═══ Supplied records
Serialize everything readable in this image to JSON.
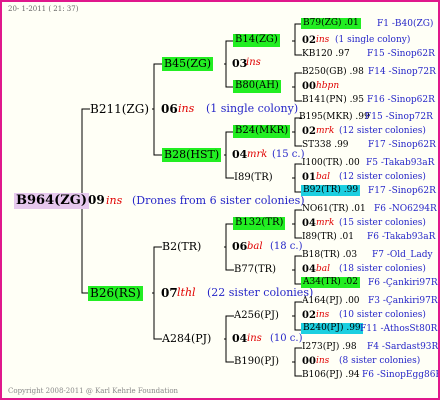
{
  "header": {
    "date": "20-  1-2011 ( 21: 37)",
    "copyright": "Copyright 2008-2011 @ Karl Kehrle Foundation"
  },
  "root": {
    "id": "B964(ZG)",
    "year": "09",
    "breeder": "ins",
    "note": "(Drones from 6 sister colonies)"
  },
  "gen1": [
    {
      "id": "B211(ZG)",
      "year": "06",
      "breeder": "ins",
      "note": "(1 single colony)"
    },
    {
      "id": "B26(RS)",
      "year": "07",
      "breeder": "lthl",
      "note": "(22 sister colonies)"
    }
  ],
  "gen2": [
    {
      "id": "B45(ZG)",
      "year": "03",
      "breeder": "ins",
      "note": ""
    },
    {
      "id": "B28(HST)",
      "year": "04",
      "breeder": "mrk",
      "note": "(15 c.)"
    },
    {
      "id": "B2(TR)",
      "year": "06",
      "breeder": "bal",
      "note": "(18 c.)"
    },
    {
      "id": "A284(PJ)",
      "year": "04",
      "breeder": "ins",
      "note": "(10 c.)"
    }
  ],
  "gen3": [
    "B14(ZG)",
    "B80(AH)",
    "B24(MKR)",
    "I89(TR)",
    "B132(TR)",
    "B77(TR)",
    "A256(PJ)",
    "B190(PJ)"
  ],
  "gen4": [
    {
      "left": "B79(ZG) .01",
      "right": "F1 -B40(ZG)"
    },
    {
      "year": "02",
      "breeder": "ins",
      "note": "(1 single colony)"
    },
    {
      "left": "KB120 .97",
      "right": "F15 -Sinop62R"
    },
    {
      "left": "B250(GB) .98",
      "right": "F14 -Sinop72R"
    },
    {
      "year": "00",
      "breeder": "hbpn",
      "note": ""
    },
    {
      "left": "B141(PN) .95",
      "right": "F16 -Sinop62R"
    },
    {
      "left": "B195(MKR) .99",
      "right": "F15 -Sinop72R"
    },
    {
      "year": "02",
      "breeder": "mrk",
      "note": "(12 sister colonies)"
    },
    {
      "left": "ST338 .99",
      "right": "F17 -Sinop62R"
    },
    {
      "left": "I100(TR) .00",
      "right": "F5 -Takab93aR"
    },
    {
      "year": "01",
      "breeder": "bal",
      "note": "(12 sister colonies)"
    },
    {
      "left": "B92(TR) .99",
      "right": "F17 -Sinop62R"
    },
    {
      "left": "NO61(TR) .01",
      "right": "F6 -NO6294R"
    },
    {
      "year": "04",
      "breeder": "mrk",
      "note": "(15 sister colonies)"
    },
    {
      "left": "I89(TR) .01",
      "right": "F6 -Takab93aR"
    },
    {
      "left": "B18(TR) .03",
      "right": "F7 -Old_Lady"
    },
    {
      "year": "04",
      "breeder": "bal",
      "note": "(18 sister colonies)"
    },
    {
      "left": "A34(TR) .02",
      "right": "F6 -Çankiri97R"
    },
    {
      "left": "A164(PJ) .00",
      "right": "F3 -Çankiri97R"
    },
    {
      "year": "02",
      "breeder": "ins",
      "note": "(10 sister colonies)"
    },
    {
      "left": "B240(PJ) .99",
      "right": "F11 -AthosSt80R"
    },
    {
      "left": "I273(PJ) .98",
      "right": "F4 -Sardast93R"
    },
    {
      "year": "00",
      "breeder": "ins",
      "note": "(8 sister colonies)"
    },
    {
      "left": "B106(PJ) .94",
      "right": "F6 -SinopEgg86R"
    }
  ],
  "colors": {
    "border": "#e0188c",
    "green": "#22ee22",
    "cyan": "#1ccfe0",
    "pink": "#e6c8ee",
    "red": "#e00000",
    "blue": "#2626c8"
  }
}
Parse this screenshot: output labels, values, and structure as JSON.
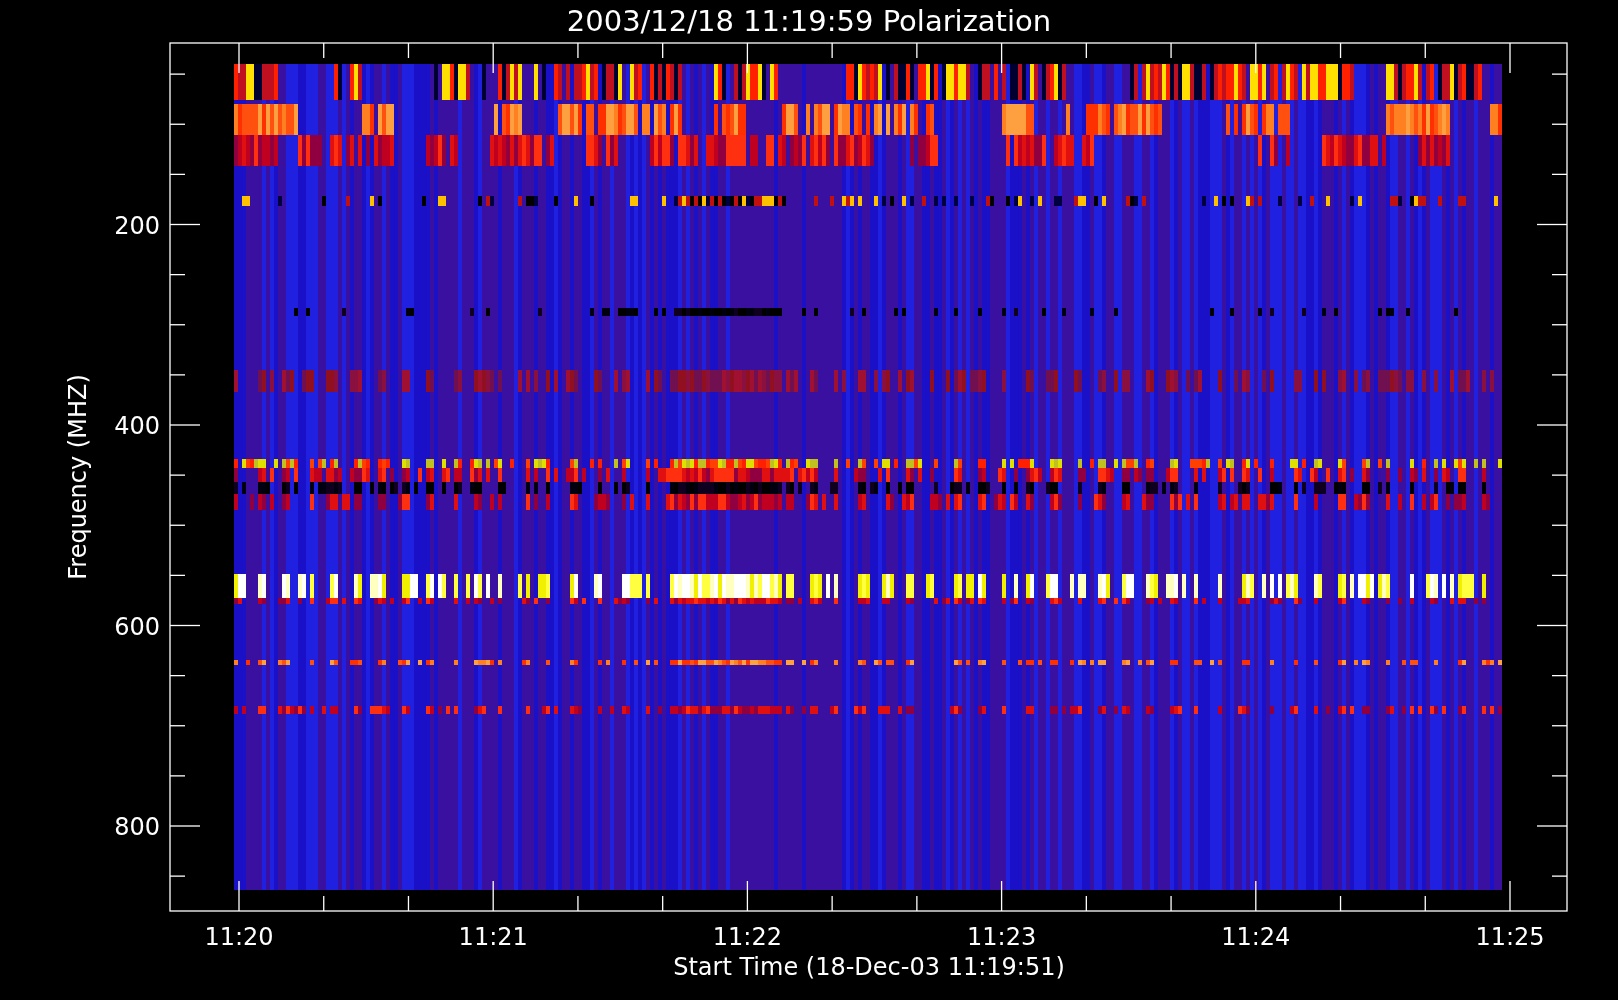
{
  "title": "2003/12/18 11:19:59 Polarization",
  "y_axis": {
    "label": "Frequency (MHZ)",
    "ticks": [
      "200",
      "400",
      "600",
      "800"
    ]
  },
  "x_axis": {
    "label": "Start Time (18-Dec-03 11:19:51)",
    "ticks": [
      "11:20",
      "11:21",
      "11:22",
      "11:23",
      "11:24",
      "11:25"
    ]
  }
}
══════
Quote every entry exactly, with the pictures omitted.

Serialize everything readable in this image to JSON.
{
  "header": {
    "date": "20-  1-2011 ( 21: 37)",
    "copyright": "Copyright 2008-2011 @ Karl Kehrle Foundation"
  },
  "root": {
    "id": "B964(ZG)",
    "year": "09",
    "breeder": "ins",
    "note": "(Drones from 6 sister colonies)"
  },
  "gen1": [
    {
      "id": "B211(ZG)",
      "year": "06",
      "breeder": "ins",
      "note": "(1 single colony)"
    },
    {
      "id": "B26(RS)",
      "year": "07",
      "breeder": "lthl",
      "note": "(22 sister colonies)"
    }
  ],
  "gen2": [
    {
      "id": "B45(ZG)",
      "year": "03",
      "breeder": "ins",
      "note": ""
    },
    {
      "id": "B28(HST)",
      "year": "04",
      "breeder": "mrk",
      "note": "(15 c.)"
    },
    {
      "id": "B2(TR)",
      "year": "06",
      "breeder": "bal",
      "note": "(18 c.)"
    },
    {
      "id": "A284(PJ)",
      "year": "04",
      "breeder": "ins",
      "note": "(10 c.)"
    }
  ],
  "gen3": [
    "B14(ZG)",
    "B80(AH)",
    "B24(MKR)",
    "I89(TR)",
    "B132(TR)",
    "B77(TR)",
    "A256(PJ)",
    "B190(PJ)"
  ],
  "gen4": [
    {
      "left": "B79(ZG) .01",
      "right": "F1 -B40(ZG)"
    },
    {
      "year": "02",
      "breeder": "ins",
      "note": "(1 single colony)"
    },
    {
      "left": "KB120 .97",
      "right": "F15 -Sinop62R"
    },
    {
      "left": "B250(GB) .98",
      "right": "F14 -Sinop72R"
    },
    {
      "year": "00",
      "breeder": "hbpn",
      "note": ""
    },
    {
      "left": "B141(PN) .95",
      "right": "F16 -Sinop62R"
    },
    {
      "left": "B195(MKR) .99",
      "right": "F15 -Sinop72R"
    },
    {
      "year": "02",
      "breeder": "mrk",
      "note": "(12 sister colonies)"
    },
    {
      "left": "ST338 .99",
      "right": "F17 -Sinop62R"
    },
    {
      "left": "I100(TR) .00",
      "right": "F5 -Takab93aR"
    },
    {
      "year": "01",
      "breeder": "bal",
      "note": "(12 sister colonies)"
    },
    {
      "left": "B92(TR) .99",
      "right": "F17 -Sinop62R"
    },
    {
      "left": "NO61(TR) .01",
      "right": "F6 -NO6294R"
    },
    {
      "year": "04",
      "breeder": "mrk",
      "note": "(15 sister colonies)"
    },
    {
      "left": "I89(TR) .01",
      "right": "F6 -Takab93aR"
    },
    {
      "left": "B18(TR) .03",
      "right": "F7 -Old_Lady"
    },
    {
      "year": "04",
      "breeder": "bal",
      "note": "(18 sister colonies)"
    },
    {
      "left": "A34(TR) .02",
      "right": "F6 -Çankiri97R"
    },
    {
      "left": "A164(PJ) .00",
      "right": "F3 -Çankiri97R"
    },
    {
      "year": "02",
      "breeder": "ins",
      "note": "(10 sister colonies)"
    },
    {
      "left": "B240(PJ) .99",
      "right": "F11 -AthosSt80R"
    },
    {
      "left": "I273(PJ) .98",
      "right": "F4 -Sardast93R"
    },
    {
      "year": "00",
      "breeder": "ins",
      "note": "(8 sister colonies)"
    },
    {
      "left": "B106(PJ) .94",
      "right": "F6 -SinopEgg86R"
    }
  ],
  "colors": {
    "border": "#e0188c",
    "green": "#22ee22",
    "cyan": "#1ccfe0",
    "pink": "#e6c8ee",
    "red": "#e00000",
    "blue": "#2626c8"
  }
}
Parse this screenshot: output labels, values, and structure as JSON.
{
  "title": "2003/12/18 11:19:59 Polarization",
  "y_axis": {
    "label": "Frequency (MHZ)",
    "ticks": [
      "200",
      "400",
      "600",
      "800"
    ]
  },
  "x_axis": {
    "label": "Start Time (18-Dec-03 11:19:51)",
    "ticks": [
      "11:20",
      "11:21",
      "11:22",
      "11:23",
      "11:24",
      "11:25"
    ]
  }
}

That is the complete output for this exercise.